Output every record below exactly as it appears.
──────────
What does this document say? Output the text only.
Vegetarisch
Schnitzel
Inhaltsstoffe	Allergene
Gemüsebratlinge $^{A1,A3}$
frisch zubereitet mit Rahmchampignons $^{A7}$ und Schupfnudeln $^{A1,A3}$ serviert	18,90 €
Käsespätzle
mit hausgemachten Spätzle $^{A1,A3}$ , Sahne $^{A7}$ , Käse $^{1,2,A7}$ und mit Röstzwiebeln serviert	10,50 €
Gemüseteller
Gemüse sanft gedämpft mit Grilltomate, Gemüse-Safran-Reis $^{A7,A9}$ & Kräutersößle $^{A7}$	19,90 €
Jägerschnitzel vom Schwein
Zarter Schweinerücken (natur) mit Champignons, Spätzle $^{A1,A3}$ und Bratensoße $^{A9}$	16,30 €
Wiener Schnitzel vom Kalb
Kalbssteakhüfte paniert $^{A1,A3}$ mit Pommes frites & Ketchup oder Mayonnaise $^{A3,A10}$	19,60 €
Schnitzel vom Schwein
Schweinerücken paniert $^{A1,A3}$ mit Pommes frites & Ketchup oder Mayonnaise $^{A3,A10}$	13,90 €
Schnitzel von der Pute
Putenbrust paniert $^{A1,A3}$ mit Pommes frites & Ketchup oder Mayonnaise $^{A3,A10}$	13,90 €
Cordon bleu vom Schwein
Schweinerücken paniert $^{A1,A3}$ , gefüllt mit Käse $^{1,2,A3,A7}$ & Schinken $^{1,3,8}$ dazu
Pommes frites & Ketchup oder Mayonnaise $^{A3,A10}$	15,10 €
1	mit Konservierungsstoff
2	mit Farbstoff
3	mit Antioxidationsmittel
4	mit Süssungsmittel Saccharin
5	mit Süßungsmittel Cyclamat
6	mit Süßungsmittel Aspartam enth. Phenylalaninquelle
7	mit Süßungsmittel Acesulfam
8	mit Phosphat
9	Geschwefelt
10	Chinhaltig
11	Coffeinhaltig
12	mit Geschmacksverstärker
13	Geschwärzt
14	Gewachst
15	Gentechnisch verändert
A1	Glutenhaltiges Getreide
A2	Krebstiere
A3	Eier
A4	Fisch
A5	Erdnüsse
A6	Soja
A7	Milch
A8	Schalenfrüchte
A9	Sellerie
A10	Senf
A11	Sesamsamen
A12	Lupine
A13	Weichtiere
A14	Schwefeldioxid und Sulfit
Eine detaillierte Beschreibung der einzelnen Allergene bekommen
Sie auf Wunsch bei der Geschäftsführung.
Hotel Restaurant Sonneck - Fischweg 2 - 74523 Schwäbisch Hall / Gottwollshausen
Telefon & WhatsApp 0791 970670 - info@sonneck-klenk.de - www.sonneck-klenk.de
──────────
■ EXPECTED OUTPUT:
What does this document say? Output the text only.
Vegetarisch
Schnitzel
Inhaltsstoffe	Allergene
Gemüsebratlinge $^{A1,A3}$
frisch zubereitet mit Rahmchampignons $^{A7}$ und Schupfnudeln $^{A1,A3}$ serviert	18,90 €
Käsespätzle
mit hausgemachten Spätzle $^{A1,A3}$ , Sahne $^{A7}$ , Käse $^{1,2,A7}$ und mit Röstzwiebeln serviert	10,50 €
Gemüseteller
Gemüse sanft gedämpft mit Grilltomate, Gemüse-Safran-Reis $^{A7,A9}$ & Kräutersößle $^{A7}$	19,90 €
Jägerschnitzel vom Schwein
Zarter Schweinerücken (natur) mit Champignons, Spätzle $^{A1,A3}$ und Bratensoße $^{A9}$	16,30 €
Wiener Schnitzel vom Kalb
Kalbssteakhüfte paniert $^{A1,A3}$ mit Pommes frites & Ketchup oder Mayonnaise $^{A3,A10}$	19,60 €
Schnitzel vom Schwein
Schweinerücken paniert $^{A1,A3}$ mit Pommes frites & Ketchup oder Mayonnaise $^{A3,A10}$	13,90 €
Schnitzel von der Pute
Putenbrust paniert $^{A1,A3}$ mit Pommes frites & Ketchup oder Mayonnaise $^{A3,A10}$	13,90 €
Cordon bleu vom Schwein
Schweinerücken paniert $^{A1,A3}$ , gefüllt mit Käse $^{1,2,A3,A7}$ & Schinken $^{1,3,8}$ dazu
Pommes frites & Ketchup oder Mayonnaise $^{A3,A10}$	15,10 €
1	mit Konservierungsstoff
2	mit Farbstoff
3	mit Antioxidationsmittel
4	mit Süssungsmittel Saccharin
5	mit Süßungsmittel Cyclamat
6	mit Süßungsmittel Aspartam enth. Phenylalaninquelle
7	mit Süßungsmittel Acesulfam
8	mit Phosphat
9	Geschwefelt
10	Chinhaltig
11	Coffeinhaltig
12	mit Geschmacksverstärker
13	Geschwärzt
14	Gewachst
15	Gentechnisch verändert
A1	Glutenhaltiges Getreide
A2	Krebstiere
A3	Eier
A4	Fisch
A5	Erdnüsse
A6	Soja
A7	Milch
A8	Schalenfrüchte
A9	Sellerie
A10	Senf
A11	Sesamsamen
A12	Lupine
A13	Weichtiere
A14	Schwefeldioxid und Sulfit
Eine detaillierte Beschreibung der einzelnen Allergene bekommen
Sie auf Wunsch bei der Geschäftsführung.
Hotel Restaurant Sonneck - Fischweg 2 - 74523 Schwäbisch Hall / Gottwollshausen
Telefon & WhatsApp 0791 970670 - info@sonneck-klenk.de - www.sonneck-klenk.de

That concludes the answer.